(Input records):

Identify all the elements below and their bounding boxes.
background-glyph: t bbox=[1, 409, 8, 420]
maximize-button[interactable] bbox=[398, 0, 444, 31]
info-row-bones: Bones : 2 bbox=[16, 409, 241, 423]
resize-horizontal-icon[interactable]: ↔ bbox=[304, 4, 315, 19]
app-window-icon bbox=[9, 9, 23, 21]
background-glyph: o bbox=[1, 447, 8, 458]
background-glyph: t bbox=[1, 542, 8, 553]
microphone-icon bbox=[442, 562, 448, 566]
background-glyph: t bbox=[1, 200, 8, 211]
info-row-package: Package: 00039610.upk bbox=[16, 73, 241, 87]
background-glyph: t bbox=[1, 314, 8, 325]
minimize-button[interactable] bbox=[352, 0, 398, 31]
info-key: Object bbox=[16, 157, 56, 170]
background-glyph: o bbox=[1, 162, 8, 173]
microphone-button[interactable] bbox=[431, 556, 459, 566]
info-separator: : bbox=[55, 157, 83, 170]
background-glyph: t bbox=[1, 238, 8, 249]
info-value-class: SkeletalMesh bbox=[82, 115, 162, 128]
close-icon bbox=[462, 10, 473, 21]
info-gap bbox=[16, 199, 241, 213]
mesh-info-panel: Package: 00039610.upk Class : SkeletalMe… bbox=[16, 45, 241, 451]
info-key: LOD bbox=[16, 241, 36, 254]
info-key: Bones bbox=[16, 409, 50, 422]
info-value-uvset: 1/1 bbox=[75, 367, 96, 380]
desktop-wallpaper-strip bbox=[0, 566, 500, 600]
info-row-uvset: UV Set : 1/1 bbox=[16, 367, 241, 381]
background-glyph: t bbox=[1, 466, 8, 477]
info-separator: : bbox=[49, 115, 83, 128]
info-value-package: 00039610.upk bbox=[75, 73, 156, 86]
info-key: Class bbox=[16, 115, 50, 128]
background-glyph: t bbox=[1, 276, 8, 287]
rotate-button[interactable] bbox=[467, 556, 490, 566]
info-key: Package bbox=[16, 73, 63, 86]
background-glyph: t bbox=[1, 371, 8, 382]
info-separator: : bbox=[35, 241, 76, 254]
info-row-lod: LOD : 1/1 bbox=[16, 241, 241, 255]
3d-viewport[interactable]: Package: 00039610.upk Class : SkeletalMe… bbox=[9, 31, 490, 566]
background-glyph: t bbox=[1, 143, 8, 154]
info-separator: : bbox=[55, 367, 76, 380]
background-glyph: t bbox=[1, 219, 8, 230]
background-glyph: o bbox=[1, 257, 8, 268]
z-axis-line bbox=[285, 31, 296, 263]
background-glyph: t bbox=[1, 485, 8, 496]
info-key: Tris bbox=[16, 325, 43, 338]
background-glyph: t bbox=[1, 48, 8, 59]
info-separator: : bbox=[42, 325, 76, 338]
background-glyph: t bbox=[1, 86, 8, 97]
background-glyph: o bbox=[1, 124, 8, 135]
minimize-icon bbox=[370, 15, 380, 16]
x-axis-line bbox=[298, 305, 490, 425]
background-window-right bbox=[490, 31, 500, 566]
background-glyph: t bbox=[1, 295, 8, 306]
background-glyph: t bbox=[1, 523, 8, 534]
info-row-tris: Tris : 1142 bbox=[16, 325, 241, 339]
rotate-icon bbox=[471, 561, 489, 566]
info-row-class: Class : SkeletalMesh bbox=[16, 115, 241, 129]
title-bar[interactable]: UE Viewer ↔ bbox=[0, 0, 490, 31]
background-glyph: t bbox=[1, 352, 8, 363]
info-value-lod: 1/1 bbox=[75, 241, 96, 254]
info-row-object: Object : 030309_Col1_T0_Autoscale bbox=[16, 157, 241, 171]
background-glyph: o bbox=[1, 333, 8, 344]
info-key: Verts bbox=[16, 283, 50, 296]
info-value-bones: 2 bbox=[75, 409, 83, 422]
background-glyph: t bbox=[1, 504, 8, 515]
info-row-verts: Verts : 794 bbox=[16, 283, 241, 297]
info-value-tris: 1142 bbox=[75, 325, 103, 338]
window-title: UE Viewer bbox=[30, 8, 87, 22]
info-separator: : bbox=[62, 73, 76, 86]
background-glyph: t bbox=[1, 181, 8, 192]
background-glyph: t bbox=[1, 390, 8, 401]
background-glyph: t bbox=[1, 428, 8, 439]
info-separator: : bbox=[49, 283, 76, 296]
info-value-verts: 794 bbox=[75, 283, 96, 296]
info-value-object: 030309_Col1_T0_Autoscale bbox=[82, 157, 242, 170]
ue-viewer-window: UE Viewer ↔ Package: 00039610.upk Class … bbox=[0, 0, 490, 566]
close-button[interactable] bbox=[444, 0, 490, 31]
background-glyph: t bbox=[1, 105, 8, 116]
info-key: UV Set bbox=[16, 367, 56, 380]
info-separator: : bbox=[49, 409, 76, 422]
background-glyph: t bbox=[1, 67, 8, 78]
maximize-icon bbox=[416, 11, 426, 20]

(Short task):
Retype every line of the data above, character for character, without changing anything.

(Output for this exercise):
Identify all the elements below and their bounding boxes.
background-glyph: t bbox=[1, 409, 8, 420]
maximize-button[interactable] bbox=[398, 0, 444, 31]
info-row-bones: Bones : 2 bbox=[16, 409, 241, 423]
resize-horizontal-icon[interactable]: ↔ bbox=[304, 4, 315, 19]
app-window-icon bbox=[9, 9, 23, 21]
background-glyph: o bbox=[1, 447, 8, 458]
background-glyph: t bbox=[1, 542, 8, 553]
microphone-icon bbox=[442, 562, 448, 566]
background-glyph: t bbox=[1, 200, 8, 211]
info-row-package: Package: 00039610.upk bbox=[16, 73, 241, 87]
background-glyph: t bbox=[1, 314, 8, 325]
minimize-button[interactable] bbox=[352, 0, 398, 31]
info-key: Object bbox=[16, 157, 56, 170]
background-glyph: o bbox=[1, 162, 8, 173]
microphone-button[interactable] bbox=[431, 556, 459, 566]
info-separator: : bbox=[55, 157, 83, 170]
background-glyph: t bbox=[1, 238, 8, 249]
info-value-class: SkeletalMesh bbox=[82, 115, 162, 128]
close-icon bbox=[462, 10, 473, 21]
info-gap bbox=[16, 199, 241, 213]
mesh-info-panel: Package: 00039610.upk Class : SkeletalMe… bbox=[16, 45, 241, 451]
info-key: LOD bbox=[16, 241, 36, 254]
info-key: Bones bbox=[16, 409, 50, 422]
info-value-uvset: 1/1 bbox=[75, 367, 96, 380]
desktop-wallpaper-strip bbox=[0, 566, 500, 600]
info-row-uvset: UV Set : 1/1 bbox=[16, 367, 241, 381]
background-glyph: t bbox=[1, 466, 8, 477]
info-separator: : bbox=[49, 115, 83, 128]
info-value-package: 00039610.upk bbox=[75, 73, 156, 86]
info-key: Class bbox=[16, 115, 50, 128]
background-glyph: t bbox=[1, 276, 8, 287]
rotate-button[interactable] bbox=[467, 556, 490, 566]
info-key: Package bbox=[16, 73, 63, 86]
background-glyph: t bbox=[1, 371, 8, 382]
info-separator: : bbox=[35, 241, 76, 254]
info-row-lod: LOD : 1/1 bbox=[16, 241, 241, 255]
3d-viewport[interactable]: Package: 00039610.upk Class : SkeletalMe… bbox=[9, 31, 490, 566]
background-glyph: t bbox=[1, 143, 8, 154]
info-separator: : bbox=[55, 367, 76, 380]
background-glyph: t bbox=[1, 219, 8, 230]
background-glyph: o bbox=[1, 257, 8, 268]
z-axis-line bbox=[285, 31, 296, 263]
background-glyph: t bbox=[1, 485, 8, 496]
info-key: Tris bbox=[16, 325, 43, 338]
background-glyph: t bbox=[1, 48, 8, 59]
info-separator: : bbox=[42, 325, 76, 338]
background-glyph: t bbox=[1, 86, 8, 97]
background-glyph: o bbox=[1, 124, 8, 135]
minimize-icon bbox=[370, 15, 380, 16]
x-axis-line bbox=[298, 305, 490, 425]
background-window-right bbox=[490, 31, 500, 566]
background-glyph: t bbox=[1, 295, 8, 306]
background-glyph: t bbox=[1, 523, 8, 534]
info-row-tris: Tris : 1142 bbox=[16, 325, 241, 339]
rotate-icon bbox=[471, 561, 489, 566]
info-row-class: Class : SkeletalMesh bbox=[16, 115, 241, 129]
title-bar[interactable]: UE Viewer ↔ bbox=[0, 0, 490, 31]
background-glyph: t bbox=[1, 352, 8, 363]
info-value-lod: 1/1 bbox=[75, 241, 96, 254]
info-row-object: Object : 030309_Col1_T0_Autoscale bbox=[16, 157, 241, 171]
background-glyph: o bbox=[1, 333, 8, 344]
info-key: Verts bbox=[16, 283, 50, 296]
info-value-bones: 2 bbox=[75, 409, 83, 422]
background-glyph: t bbox=[1, 504, 8, 515]
info-row-verts: Verts : 794 bbox=[16, 283, 241, 297]
info-value-tris: 1142 bbox=[75, 325, 103, 338]
window-title: UE Viewer bbox=[30, 8, 87, 22]
info-separator: : bbox=[62, 73, 76, 86]
background-glyph: t bbox=[1, 181, 8, 192]
background-glyph: t bbox=[1, 390, 8, 401]
background-glyph: t bbox=[1, 428, 8, 439]
info-separator: : bbox=[49, 283, 76, 296]
info-value-verts: 794 bbox=[75, 283, 96, 296]
info-value-object: 030309_Col1_T0_Autoscale bbox=[82, 157, 242, 170]
ue-viewer-window: UE Viewer ↔ Package: 00039610.upk Class … bbox=[0, 0, 490, 566]
close-button[interactable] bbox=[444, 0, 490, 31]
background-glyph: t bbox=[1, 105, 8, 116]
info-key: UV Set bbox=[16, 367, 56, 380]
info-separator: : bbox=[49, 409, 76, 422]
background-glyph: t bbox=[1, 67, 8, 78]
maximize-icon bbox=[416, 11, 426, 20]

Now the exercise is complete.